■ **TASK BRIEF**
Every entry that follows needs to be repeated exactly.
——————
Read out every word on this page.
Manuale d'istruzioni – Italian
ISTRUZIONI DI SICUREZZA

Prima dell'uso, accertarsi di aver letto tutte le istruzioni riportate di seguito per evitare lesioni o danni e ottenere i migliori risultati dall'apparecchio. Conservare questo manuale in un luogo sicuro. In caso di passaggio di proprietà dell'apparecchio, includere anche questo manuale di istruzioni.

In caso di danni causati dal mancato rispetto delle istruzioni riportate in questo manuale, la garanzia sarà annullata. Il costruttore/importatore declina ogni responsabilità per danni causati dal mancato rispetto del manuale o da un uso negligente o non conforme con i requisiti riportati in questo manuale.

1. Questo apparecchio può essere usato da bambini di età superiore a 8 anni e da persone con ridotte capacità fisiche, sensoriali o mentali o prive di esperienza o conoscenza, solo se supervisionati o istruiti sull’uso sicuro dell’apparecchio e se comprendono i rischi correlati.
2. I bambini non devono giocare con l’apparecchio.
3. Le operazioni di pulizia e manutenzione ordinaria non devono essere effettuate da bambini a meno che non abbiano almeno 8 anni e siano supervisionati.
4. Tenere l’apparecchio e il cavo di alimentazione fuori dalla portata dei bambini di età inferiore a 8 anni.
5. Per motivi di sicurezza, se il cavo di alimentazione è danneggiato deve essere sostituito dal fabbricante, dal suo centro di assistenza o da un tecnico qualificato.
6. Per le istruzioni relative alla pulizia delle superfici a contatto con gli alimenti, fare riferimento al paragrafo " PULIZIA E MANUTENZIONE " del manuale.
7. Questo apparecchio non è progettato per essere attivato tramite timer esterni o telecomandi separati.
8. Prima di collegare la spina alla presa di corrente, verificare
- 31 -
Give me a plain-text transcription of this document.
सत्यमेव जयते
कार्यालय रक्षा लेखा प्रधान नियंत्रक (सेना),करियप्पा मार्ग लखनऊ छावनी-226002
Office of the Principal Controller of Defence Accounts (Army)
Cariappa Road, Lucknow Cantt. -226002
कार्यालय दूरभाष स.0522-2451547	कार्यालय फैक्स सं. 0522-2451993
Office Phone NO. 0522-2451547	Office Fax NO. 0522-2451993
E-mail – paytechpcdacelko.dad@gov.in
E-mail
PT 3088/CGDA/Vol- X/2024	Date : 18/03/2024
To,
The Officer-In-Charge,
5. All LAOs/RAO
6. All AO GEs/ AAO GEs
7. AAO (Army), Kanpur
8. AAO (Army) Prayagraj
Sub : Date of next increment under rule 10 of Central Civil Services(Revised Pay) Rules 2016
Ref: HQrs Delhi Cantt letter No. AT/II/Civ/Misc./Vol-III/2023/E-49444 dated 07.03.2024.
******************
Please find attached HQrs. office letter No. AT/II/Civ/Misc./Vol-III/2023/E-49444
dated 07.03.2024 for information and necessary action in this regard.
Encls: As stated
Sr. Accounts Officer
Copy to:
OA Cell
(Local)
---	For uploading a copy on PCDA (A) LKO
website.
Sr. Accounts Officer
——————
■ **CORRECT RESPONSE**
Read out every word on this page.
Manuale d'istruzioni – Italian
ISTRUZIONI DI SICUREZZA

Prima dell'uso, accertarsi di aver letto tutte le istruzioni riportate di seguito per evitare lesioni o danni e ottenere i migliori risultati dall'apparecchio. Conservare questo manuale in un luogo sicuro. In caso di passaggio di proprietà dell'apparecchio, includere anche questo manuale di istruzioni.

In caso di danni causati dal mancato rispetto delle istruzioni riportate in questo manuale, la garanzia sarà annullata. Il costruttore/importatore declina ogni responsabilità per danni causati dal mancato rispetto del manuale o da un uso negligente o non conforme con i requisiti riportati in questo manuale.

1. Questo apparecchio può essere usato da bambini di età superiore a 8 anni e da persone con ridotte capacità fisiche, sensoriali o mentali o prive di esperienza o conoscenza, solo se supervisionati o istruiti sull’uso sicuro dell’apparecchio e se comprendono i rischi correlati.
2. I bambini non devono giocare con l’apparecchio.
3. Le operazioni di pulizia e manutenzione ordinaria non devono essere effettuate da bambini a meno che non abbiano almeno 8 anni e siano supervisionati.
4. Tenere l’apparecchio e il cavo di alimentazione fuori dalla portata dei bambini di età inferiore a 8 anni.
5. Per motivi di sicurezza, se il cavo di alimentazione è danneggiato deve essere sostituito dal fabbricante, dal suo centro di assistenza o da un tecnico qualificato.
6. Per le istruzioni relative alla pulizia delle superfici a contatto con gli alimenti, fare riferimento al paragrafo " PULIZIA E MANUTENZIONE " del manuale.
7. Questo apparecchio non è progettato per essere attivato tramite timer esterni o telecomandi separati.
8. Prima di collegare la spina alla presa di corrente, verificare
- 31 -
Give me a plain-text transcription of this document.
सत्यमेव जयते
कार्यालय रक्षा लेखा प्रधान नियंत्रक (सेना),करियप्पा मार्ग लखनऊ छावनी-226002
Office of the Principal Controller of Defence Accounts (Army)
Cariappa Road, Lucknow Cantt. -226002
कार्यालय दूरभाष स.0522-2451547	कार्यालय फैक्स सं. 0522-2451993
Office Phone NO. 0522-2451547	Office Fax NO. 0522-2451993
E-mail – paytechpcdacelko.dad@gov.in
E-mail
PT 3088/CGDA/Vol- X/2024	Date : 18/03/2024
To,
The Officer-In-Charge,
5. All LAOs/RAO
6. All AO GEs/ AAO GEs
7. AAO (Army), Kanpur
8. AAO (Army) Prayagraj
Sub : Date of next increment under rule 10 of Central Civil Services(Revised Pay) Rules 2016
Ref: HQrs Delhi Cantt letter No. AT/II/Civ/Misc./Vol-III/2023/E-49444 dated 07.03.2024.
******************
Please find attached HQrs. office letter No. AT/II/Civ/Misc./Vol-III/2023/E-49444
dated 07.03.2024 for information and necessary action in this regard.
Encls: As stated
Sr. Accounts Officer
Copy to:
OA Cell
(Local)
---	For uploading a copy on PCDA (A) LKO
website.
Sr. Accounts Officer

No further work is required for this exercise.